### Given instruction
Copy out all of the data exactly as it appears.

### Data provided
+---+

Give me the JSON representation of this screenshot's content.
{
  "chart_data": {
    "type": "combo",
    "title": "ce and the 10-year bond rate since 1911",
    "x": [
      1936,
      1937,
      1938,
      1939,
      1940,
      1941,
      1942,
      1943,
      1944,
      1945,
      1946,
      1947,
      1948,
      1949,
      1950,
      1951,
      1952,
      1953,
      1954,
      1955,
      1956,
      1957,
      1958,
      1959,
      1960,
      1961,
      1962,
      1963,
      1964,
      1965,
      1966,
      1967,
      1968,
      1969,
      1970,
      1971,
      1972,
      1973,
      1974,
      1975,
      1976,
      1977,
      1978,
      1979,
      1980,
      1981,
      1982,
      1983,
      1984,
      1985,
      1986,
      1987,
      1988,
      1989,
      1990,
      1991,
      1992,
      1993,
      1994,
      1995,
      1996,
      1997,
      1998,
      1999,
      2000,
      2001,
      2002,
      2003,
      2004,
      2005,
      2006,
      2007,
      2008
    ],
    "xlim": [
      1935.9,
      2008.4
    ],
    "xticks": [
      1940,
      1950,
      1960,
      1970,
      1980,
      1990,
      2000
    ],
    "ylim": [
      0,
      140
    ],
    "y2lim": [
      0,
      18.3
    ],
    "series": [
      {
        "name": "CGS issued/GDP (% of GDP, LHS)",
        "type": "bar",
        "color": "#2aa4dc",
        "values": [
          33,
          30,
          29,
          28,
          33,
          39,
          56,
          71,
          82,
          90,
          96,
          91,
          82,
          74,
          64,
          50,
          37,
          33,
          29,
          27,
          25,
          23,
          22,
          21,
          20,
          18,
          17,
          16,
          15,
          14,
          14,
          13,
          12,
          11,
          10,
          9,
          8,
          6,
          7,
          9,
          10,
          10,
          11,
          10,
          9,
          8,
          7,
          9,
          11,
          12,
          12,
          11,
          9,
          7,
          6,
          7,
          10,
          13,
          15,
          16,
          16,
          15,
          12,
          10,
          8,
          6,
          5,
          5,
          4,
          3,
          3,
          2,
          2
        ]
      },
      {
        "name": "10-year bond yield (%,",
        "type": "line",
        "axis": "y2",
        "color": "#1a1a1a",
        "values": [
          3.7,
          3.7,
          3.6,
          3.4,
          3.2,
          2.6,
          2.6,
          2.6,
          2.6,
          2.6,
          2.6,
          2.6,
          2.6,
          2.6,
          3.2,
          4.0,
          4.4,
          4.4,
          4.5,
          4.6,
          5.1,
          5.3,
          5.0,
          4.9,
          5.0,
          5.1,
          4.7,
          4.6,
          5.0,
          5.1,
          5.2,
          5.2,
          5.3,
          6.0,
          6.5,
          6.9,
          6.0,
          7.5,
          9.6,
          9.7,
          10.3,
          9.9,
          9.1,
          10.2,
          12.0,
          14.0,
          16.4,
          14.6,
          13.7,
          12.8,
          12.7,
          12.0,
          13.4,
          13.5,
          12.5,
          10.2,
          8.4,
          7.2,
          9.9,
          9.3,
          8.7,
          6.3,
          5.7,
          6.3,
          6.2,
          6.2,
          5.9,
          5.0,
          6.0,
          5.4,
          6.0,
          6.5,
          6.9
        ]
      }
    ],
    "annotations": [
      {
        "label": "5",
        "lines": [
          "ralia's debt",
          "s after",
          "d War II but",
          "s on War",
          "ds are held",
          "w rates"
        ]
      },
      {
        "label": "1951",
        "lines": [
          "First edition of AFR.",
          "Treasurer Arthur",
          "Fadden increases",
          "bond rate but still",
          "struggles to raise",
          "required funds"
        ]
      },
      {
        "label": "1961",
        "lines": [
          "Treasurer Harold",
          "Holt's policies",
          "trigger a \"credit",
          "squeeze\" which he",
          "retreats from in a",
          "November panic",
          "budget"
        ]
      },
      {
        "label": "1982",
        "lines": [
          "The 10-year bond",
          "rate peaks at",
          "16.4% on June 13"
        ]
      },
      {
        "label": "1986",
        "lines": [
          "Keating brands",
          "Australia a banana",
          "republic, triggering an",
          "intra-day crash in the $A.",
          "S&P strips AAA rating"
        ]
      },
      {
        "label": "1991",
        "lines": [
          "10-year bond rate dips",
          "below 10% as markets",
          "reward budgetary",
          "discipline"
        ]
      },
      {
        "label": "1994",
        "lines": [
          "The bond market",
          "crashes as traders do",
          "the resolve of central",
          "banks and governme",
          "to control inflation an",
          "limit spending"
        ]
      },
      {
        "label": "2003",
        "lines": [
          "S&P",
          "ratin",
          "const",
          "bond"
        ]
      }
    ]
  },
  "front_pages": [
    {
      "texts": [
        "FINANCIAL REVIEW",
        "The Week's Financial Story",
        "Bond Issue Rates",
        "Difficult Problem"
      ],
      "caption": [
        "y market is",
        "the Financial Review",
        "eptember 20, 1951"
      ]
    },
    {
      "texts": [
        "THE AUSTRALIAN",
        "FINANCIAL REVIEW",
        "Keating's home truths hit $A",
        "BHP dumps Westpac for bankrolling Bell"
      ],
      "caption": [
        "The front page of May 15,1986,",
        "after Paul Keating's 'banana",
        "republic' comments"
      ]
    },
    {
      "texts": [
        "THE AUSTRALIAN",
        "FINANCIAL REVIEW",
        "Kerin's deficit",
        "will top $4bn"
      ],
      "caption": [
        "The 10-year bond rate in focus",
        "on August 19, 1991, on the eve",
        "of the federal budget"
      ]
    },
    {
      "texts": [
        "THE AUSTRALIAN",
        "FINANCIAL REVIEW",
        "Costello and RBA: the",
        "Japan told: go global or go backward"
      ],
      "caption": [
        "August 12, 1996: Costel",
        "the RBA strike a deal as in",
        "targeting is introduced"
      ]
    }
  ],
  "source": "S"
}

+---+

### Output
Give me the JSON representation of this screenshot's content.
{
  "chart_data": {
    "type": "combo",
    "title": "ce and the 10-year bond rate since 1911",
    "x": [
      1936,
      1937,
      1938,
      1939,
      1940,
      1941,
      1942,
      1943,
      1944,
      1945,
      1946,
      1947,
      1948,
      1949,
      1950,
      1951,
      1952,
      1953,
      1954,
      1955,
      1956,
      1957,
      1958,
      1959,
      1960,
      1961,
      1962,
      1963,
      1964,
      1965,
      1966,
      1967,
      1968,
      1969,
      1970,
      1971,
      1972,
      1973,
      1974,
      1975,
      1976,
      1977,
      1978,
      1979,
      1980,
      1981,
      1982,
      1983,
      1984,
      1985,
      1986,
      1987,
      1988,
      1989,
      1990,
      1991,
      1992,
      1993,
      1994,
      1995,
      1996,
      1997,
      1998,
      1999,
      2000,
      2001,
      2002,
      2003,
      2004,
      2005,
      2006,
      2007,
      2008
    ],
    "xlim": [
      1935.9,
      2008.4
    ],
    "xticks": [
      1940,
      1950,
      1960,
      1970,
      1980,
      1990,
      2000
    ],
    "ylim": [
      0,
      140
    ],
    "y2lim": [
      0,
      18.3
    ],
    "series": [
      {
        "name": "CGS issued/GDP (% of GDP, LHS)",
        "type": "bar",
        "color": "#2aa4dc",
        "values": [
          33,
          30,
          29,
          28,
          33,
          39,
          56,
          71,
          82,
          90,
          96,
          91,
          82,
          74,
          64,
          50,
          37,
          33,
          29,
          27,
          25,
          23,
          22,
          21,
          20,
          18,
          17,
          16,
          15,
          14,
          14,
          13,
          12,
          11,
          10,
          9,
          8,
          6,
          7,
          9,
          10,
          10,
          11,
          10,
          9,
          8,
          7,
          9,
          11,
          12,
          12,
          11,
          9,
          7,
          6,
          7,
          10,
          13,
          15,
          16,
          16,
          15,
          12,
          10,
          8,
          6,
          5,
          5,
          4,
          3,
          3,
          2,
          2
        ]
      },
      {
        "name": "10-year bond yield (%,",
        "type": "line",
        "axis": "y2",
        "color": "#1a1a1a",
        "values": [
          3.7,
          3.7,
          3.6,
          3.4,
          3.2,
          2.6,
          2.6,
          2.6,
          2.6,
          2.6,
          2.6,
          2.6,
          2.6,
          2.6,
          3.2,
          4.0,
          4.4,
          4.4,
          4.5,
          4.6,
          5.1,
          5.3,
          5.0,
          4.9,
          5.0,
          5.1,
          4.7,
          4.6,
          5.0,
          5.1,
          5.2,
          5.2,
          5.3,
          6.0,
          6.5,
          6.9,
          6.0,
          7.5,
          9.6,
          9.7,
          10.3,
          9.9,
          9.1,
          10.2,
          12.0,
          14.0,
          16.4,
          14.6,
          13.7,
          12.8,
          12.7,
          12.0,
          13.4,
          13.5,
          12.5,
          10.2,
          8.4,
          7.2,
          9.9,
          9.3,
          8.7,
          6.3,
          5.7,
          6.3,
          6.2,
          6.2,
          5.9,
          5.0,
          6.0,
          5.4,
          6.0,
          6.5,
          6.9
        ]
      }
    ],
    "annotations": [
      {
        "label": "5",
        "lines": [
          "ralia's debt",
          "s after",
          "d War II but",
          "s on War",
          "ds are held",
          "w rates"
        ]
      },
      {
        "label": "1951",
        "lines": [
          "First edition of AFR.",
          "Treasurer Arthur",
          "Fadden increases",
          "bond rate but still",
          "struggles to raise",
          "required funds"
        ]
      },
      {
        "label": "1961",
        "lines": [
          "Treasurer Harold",
          "Holt's policies",
          "trigger a \"credit",
          "squeeze\" which he",
          "retreats from in a",
          "November panic",
          "budget"
        ]
      },
      {
        "label": "1982",
        "lines": [
          "The 10-year bond",
          "rate peaks at",
          "16.4% on June 13"
        ]
      },
      {
        "label": "1986",
        "lines": [
          "Keating brands",
          "Australia a banana",
          "republic, triggering an",
          "intra-day crash in the $A.",
          "S&P strips AAA rating"
        ]
      },
      {
        "label": "1991",
        "lines": [
          "10-year bond rate dips",
          "below 10% as markets",
          "reward budgetary",
          "discipline"
        ]
      },
      {
        "label": "1994",
        "lines": [
          "The bond market",
          "crashes as traders do",
          "the resolve of central",
          "banks and governme",
          "to control inflation an",
          "limit spending"
        ]
      },
      {
        "label": "2003",
        "lines": [
          "S&P",
          "ratin",
          "const",
          "bond"
        ]
      }
    ]
  },
  "front_pages": [
    {
      "texts": [
        "FINANCIAL REVIEW",
        "The Week's Financial Story",
        "Bond Issue Rates",
        "Difficult Problem"
      ],
      "caption": [
        "y market is",
        "the Financial Review",
        "eptember 20, 1951"
      ]
    },
    {
      "texts": [
        "THE AUSTRALIAN",
        "FINANCIAL REVIEW",
        "Keating's home truths hit $A",
        "BHP dumps Westpac for bankrolling Bell"
      ],
      "caption": [
        "The front page of May 15,1986,",
        "after Paul Keating's 'banana",
        "republic' comments"
      ]
    },
    {
      "texts": [
        "THE AUSTRALIAN",
        "FINANCIAL REVIEW",
        "Kerin's deficit",
        "will top $4bn"
      ],
      "caption": [
        "The 10-year bond rate in focus",
        "on August 19, 1991, on the eve",
        "of the federal budget"
      ]
    },
    {
      "texts": [
        "THE AUSTRALIAN",
        "FINANCIAL REVIEW",
        "Costello and RBA: the",
        "Japan told: go global or go backward"
      ],
      "caption": [
        "August 12, 1996: Costel",
        "the RBA strike a deal as in",
        "targeting is introduced"
      ]
    }
  ],
  "source": "S"
}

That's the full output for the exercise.